**Challenge**
Restate the records below word for word, and omit the images they hold.
* begin Task data *
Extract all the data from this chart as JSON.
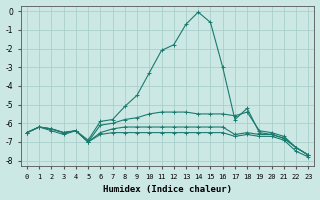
{
  "xlabel": "Humidex (Indice chaleur)",
  "background_color": "#cce8e4",
  "grid_color": "#aacfcb",
  "line_color": "#1a7a6e",
  "xlim": [
    -0.5,
    23.5
  ],
  "ylim": [
    -8.3,
    0.3
  ],
  "xticks": [
    0,
    1,
    2,
    3,
    4,
    5,
    6,
    7,
    8,
    9,
    10,
    11,
    12,
    13,
    14,
    15,
    16,
    17,
    18,
    19,
    20,
    21,
    22,
    23
  ],
  "yticks": [
    0,
    -1,
    -2,
    -3,
    -4,
    -5,
    -6,
    -7,
    -8
  ],
  "series": [
    {
      "points": [
        [
          0,
          -6.5
        ],
        [
          1,
          -6.2
        ],
        [
          2,
          -6.3
        ],
        [
          3,
          -6.5
        ],
        [
          4,
          -6.4
        ],
        [
          5,
          -6.9
        ],
        [
          6,
          -5.9
        ],
        [
          7,
          -5.8
        ],
        [
          8,
          -5.1
        ],
        [
          9,
          -4.5
        ],
        [
          10,
          -3.3
        ],
        [
          11,
          -2.1
        ],
        [
          12,
          -1.8
        ],
        [
          13,
          -0.7
        ],
        [
          14,
          -0.05
        ],
        [
          15,
          -0.6
        ],
        [
          16,
          -3.0
        ],
        [
          17,
          -5.8
        ],
        [
          18,
          -5.2
        ],
        [
          19,
          -6.5
        ],
        [
          20,
          -6.6
        ],
        [
          21,
          -6.8
        ],
        [
          22,
          -7.3
        ],
        [
          23,
          -7.7
        ]
      ]
    },
    {
      "points": [
        [
          0,
          -6.5
        ],
        [
          1,
          -6.2
        ],
        [
          2,
          -6.3
        ],
        [
          3,
          -6.5
        ],
        [
          4,
          -6.4
        ],
        [
          5,
          -7.0
        ],
        [
          6,
          -6.1
        ],
        [
          7,
          -6.0
        ],
        [
          8,
          -5.8
        ],
        [
          9,
          -5.7
        ],
        [
          10,
          -5.5
        ],
        [
          11,
          -5.4
        ],
        [
          12,
          -5.4
        ],
        [
          13,
          -5.4
        ],
        [
          14,
          -5.5
        ],
        [
          15,
          -5.5
        ],
        [
          16,
          -5.5
        ],
        [
          17,
          -5.6
        ],
        [
          18,
          -5.4
        ],
        [
          19,
          -6.4
        ],
        [
          20,
          -6.5
        ],
        [
          21,
          -6.7
        ],
        [
          22,
          -7.3
        ],
        [
          23,
          -7.7
        ]
      ]
    },
    {
      "points": [
        [
          0,
          -6.5
        ],
        [
          1,
          -6.2
        ],
        [
          2,
          -6.4
        ],
        [
          3,
          -6.6
        ],
        [
          4,
          -6.4
        ],
        [
          5,
          -7.0
        ],
        [
          6,
          -6.5
        ],
        [
          7,
          -6.3
        ],
        [
          8,
          -6.2
        ],
        [
          9,
          -6.2
        ],
        [
          10,
          -6.2
        ],
        [
          11,
          -6.2
        ],
        [
          12,
          -6.2
        ],
        [
          13,
          -6.2
        ],
        [
          14,
          -6.2
        ],
        [
          15,
          -6.2
        ],
        [
          16,
          -6.2
        ],
        [
          17,
          -6.6
        ],
        [
          18,
          -6.5
        ],
        [
          19,
          -6.6
        ],
        [
          20,
          -6.6
        ],
        [
          21,
          -6.8
        ],
        [
          22,
          -7.3
        ],
        [
          23,
          -7.7
        ]
      ]
    },
    {
      "points": [
        [
          0,
          -6.5
        ],
        [
          1,
          -6.2
        ],
        [
          2,
          -6.3
        ],
        [
          3,
          -6.5
        ],
        [
          4,
          -6.4
        ],
        [
          5,
          -7.0
        ],
        [
          6,
          -6.6
        ],
        [
          7,
          -6.5
        ],
        [
          8,
          -6.5
        ],
        [
          9,
          -6.5
        ],
        [
          10,
          -6.5
        ],
        [
          11,
          -6.5
        ],
        [
          12,
          -6.5
        ],
        [
          13,
          -6.5
        ],
        [
          14,
          -6.5
        ],
        [
          15,
          -6.5
        ],
        [
          16,
          -6.5
        ],
        [
          17,
          -6.7
        ],
        [
          18,
          -6.6
        ],
        [
          19,
          -6.7
        ],
        [
          20,
          -6.7
        ],
        [
          21,
          -6.9
        ],
        [
          22,
          -7.5
        ],
        [
          23,
          -7.8
        ]
      ]
    }
  ]
}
* end Task data *
**Result below**
Extract all the data from this chart as JSON.
{
  "xlabel": "Humidex (Indice chaleur)",
  "background_color": "#cce8e4",
  "grid_color": "#aacfcb",
  "line_color": "#1a7a6e",
  "xlim": [
    -0.5,
    23.5
  ],
  "ylim": [
    -8.3,
    0.3
  ],
  "xticks": [
    0,
    1,
    2,
    3,
    4,
    5,
    6,
    7,
    8,
    9,
    10,
    11,
    12,
    13,
    14,
    15,
    16,
    17,
    18,
    19,
    20,
    21,
    22,
    23
  ],
  "yticks": [
    0,
    -1,
    -2,
    -3,
    -4,
    -5,
    -6,
    -7,
    -8
  ],
  "series": [
    {
      "points": [
        [
          0,
          -6.5
        ],
        [
          1,
          -6.2
        ],
        [
          2,
          -6.3
        ],
        [
          3,
          -6.5
        ],
        [
          4,
          -6.4
        ],
        [
          5,
          -6.9
        ],
        [
          6,
          -5.9
        ],
        [
          7,
          -5.8
        ],
        [
          8,
          -5.1
        ],
        [
          9,
          -4.5
        ],
        [
          10,
          -3.3
        ],
        [
          11,
          -2.1
        ],
        [
          12,
          -1.8
        ],
        [
          13,
          -0.7
        ],
        [
          14,
          -0.05
        ],
        [
          15,
          -0.6
        ],
        [
          16,
          -3.0
        ],
        [
          17,
          -5.8
        ],
        [
          18,
          -5.2
        ],
        [
          19,
          -6.5
        ],
        [
          20,
          -6.6
        ],
        [
          21,
          -6.8
        ],
        [
          22,
          -7.3
        ],
        [
          23,
          -7.7
        ]
      ]
    },
    {
      "points": [
        [
          0,
          -6.5
        ],
        [
          1,
          -6.2
        ],
        [
          2,
          -6.3
        ],
        [
          3,
          -6.5
        ],
        [
          4,
          -6.4
        ],
        [
          5,
          -7.0
        ],
        [
          6,
          -6.1
        ],
        [
          7,
          -6.0
        ],
        [
          8,
          -5.8
        ],
        [
          9,
          -5.7
        ],
        [
          10,
          -5.5
        ],
        [
          11,
          -5.4
        ],
        [
          12,
          -5.4
        ],
        [
          13,
          -5.4
        ],
        [
          14,
          -5.5
        ],
        [
          15,
          -5.5
        ],
        [
          16,
          -5.5
        ],
        [
          17,
          -5.6
        ],
        [
          18,
          -5.4
        ],
        [
          19,
          -6.4
        ],
        [
          20,
          -6.5
        ],
        [
          21,
          -6.7
        ],
        [
          22,
          -7.3
        ],
        [
          23,
          -7.7
        ]
      ]
    },
    {
      "points": [
        [
          0,
          -6.5
        ],
        [
          1,
          -6.2
        ],
        [
          2,
          -6.4
        ],
        [
          3,
          -6.6
        ],
        [
          4,
          -6.4
        ],
        [
          5,
          -7.0
        ],
        [
          6,
          -6.5
        ],
        [
          7,
          -6.3
        ],
        [
          8,
          -6.2
        ],
        [
          9,
          -6.2
        ],
        [
          10,
          -6.2
        ],
        [
          11,
          -6.2
        ],
        [
          12,
          -6.2
        ],
        [
          13,
          -6.2
        ],
        [
          14,
          -6.2
        ],
        [
          15,
          -6.2
        ],
        [
          16,
          -6.2
        ],
        [
          17,
          -6.6
        ],
        [
          18,
          -6.5
        ],
        [
          19,
          -6.6
        ],
        [
          20,
          -6.6
        ],
        [
          21,
          -6.8
        ],
        [
          22,
          -7.3
        ],
        [
          23,
          -7.7
        ]
      ]
    },
    {
      "points": [
        [
          0,
          -6.5
        ],
        [
          1,
          -6.2
        ],
        [
          2,
          -6.3
        ],
        [
          3,
          -6.5
        ],
        [
          4,
          -6.4
        ],
        [
          5,
          -7.0
        ],
        [
          6,
          -6.6
        ],
        [
          7,
          -6.5
        ],
        [
          8,
          -6.5
        ],
        [
          9,
          -6.5
        ],
        [
          10,
          -6.5
        ],
        [
          11,
          -6.5
        ],
        [
          12,
          -6.5
        ],
        [
          13,
          -6.5
        ],
        [
          14,
          -6.5
        ],
        [
          15,
          -6.5
        ],
        [
          16,
          -6.5
        ],
        [
          17,
          -6.7
        ],
        [
          18,
          -6.6
        ],
        [
          19,
          -6.7
        ],
        [
          20,
          -6.7
        ],
        [
          21,
          -6.9
        ],
        [
          22,
          -7.5
        ],
        [
          23,
          -7.8
        ]
      ]
    }
  ]
}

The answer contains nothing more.